Stored records:
## BEGIN

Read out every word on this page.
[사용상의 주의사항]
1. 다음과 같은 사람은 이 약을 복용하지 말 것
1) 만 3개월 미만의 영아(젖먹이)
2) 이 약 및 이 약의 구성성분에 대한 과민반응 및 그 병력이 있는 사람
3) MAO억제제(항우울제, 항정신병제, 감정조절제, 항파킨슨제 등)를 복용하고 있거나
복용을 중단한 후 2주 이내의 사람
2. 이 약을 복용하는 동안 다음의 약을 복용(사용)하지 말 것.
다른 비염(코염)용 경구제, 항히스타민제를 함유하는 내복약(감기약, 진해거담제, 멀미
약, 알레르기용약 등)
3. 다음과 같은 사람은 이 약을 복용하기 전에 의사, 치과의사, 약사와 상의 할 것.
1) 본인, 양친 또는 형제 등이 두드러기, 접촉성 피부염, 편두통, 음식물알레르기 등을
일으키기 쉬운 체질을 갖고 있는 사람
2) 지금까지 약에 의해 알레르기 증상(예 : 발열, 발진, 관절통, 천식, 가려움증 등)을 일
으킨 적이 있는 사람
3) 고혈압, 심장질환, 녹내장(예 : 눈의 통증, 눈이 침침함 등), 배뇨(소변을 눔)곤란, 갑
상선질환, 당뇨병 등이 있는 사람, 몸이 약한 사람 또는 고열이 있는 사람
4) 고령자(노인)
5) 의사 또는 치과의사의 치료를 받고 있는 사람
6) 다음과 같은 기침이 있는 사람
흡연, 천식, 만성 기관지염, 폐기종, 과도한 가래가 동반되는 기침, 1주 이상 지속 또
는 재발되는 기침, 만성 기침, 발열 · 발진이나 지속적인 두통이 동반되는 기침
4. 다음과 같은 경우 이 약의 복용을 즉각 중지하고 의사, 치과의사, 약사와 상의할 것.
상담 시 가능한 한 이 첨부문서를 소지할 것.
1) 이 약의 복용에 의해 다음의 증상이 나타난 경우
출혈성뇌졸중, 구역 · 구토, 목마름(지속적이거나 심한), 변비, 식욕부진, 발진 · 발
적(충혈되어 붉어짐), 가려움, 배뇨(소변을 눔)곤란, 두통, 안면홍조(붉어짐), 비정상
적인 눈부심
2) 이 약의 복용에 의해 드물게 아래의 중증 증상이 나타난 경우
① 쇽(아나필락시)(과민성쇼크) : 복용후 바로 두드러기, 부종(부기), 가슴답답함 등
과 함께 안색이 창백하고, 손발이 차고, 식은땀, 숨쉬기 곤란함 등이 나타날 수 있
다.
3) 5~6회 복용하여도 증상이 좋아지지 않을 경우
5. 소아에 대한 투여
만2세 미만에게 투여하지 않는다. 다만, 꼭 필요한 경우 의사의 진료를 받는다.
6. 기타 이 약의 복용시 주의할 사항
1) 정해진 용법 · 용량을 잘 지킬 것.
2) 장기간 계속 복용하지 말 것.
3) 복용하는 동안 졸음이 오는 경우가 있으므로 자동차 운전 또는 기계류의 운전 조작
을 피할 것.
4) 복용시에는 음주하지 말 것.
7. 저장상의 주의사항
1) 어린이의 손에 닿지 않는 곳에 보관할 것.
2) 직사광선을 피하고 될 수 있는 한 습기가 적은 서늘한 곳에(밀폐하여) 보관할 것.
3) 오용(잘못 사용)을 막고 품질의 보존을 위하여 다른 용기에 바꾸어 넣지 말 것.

## END

Directions: Note every line above where the string "복용하는" shows up, and copy those lines.

Result:
2. 이 약을 복용하는 동안 다음의 약을 복용(사용)하지 말 것.
3) 복용하는 동안 졸음이 오는 경우가 있으므로 자동차 운전 또는 기계류의 운전 조작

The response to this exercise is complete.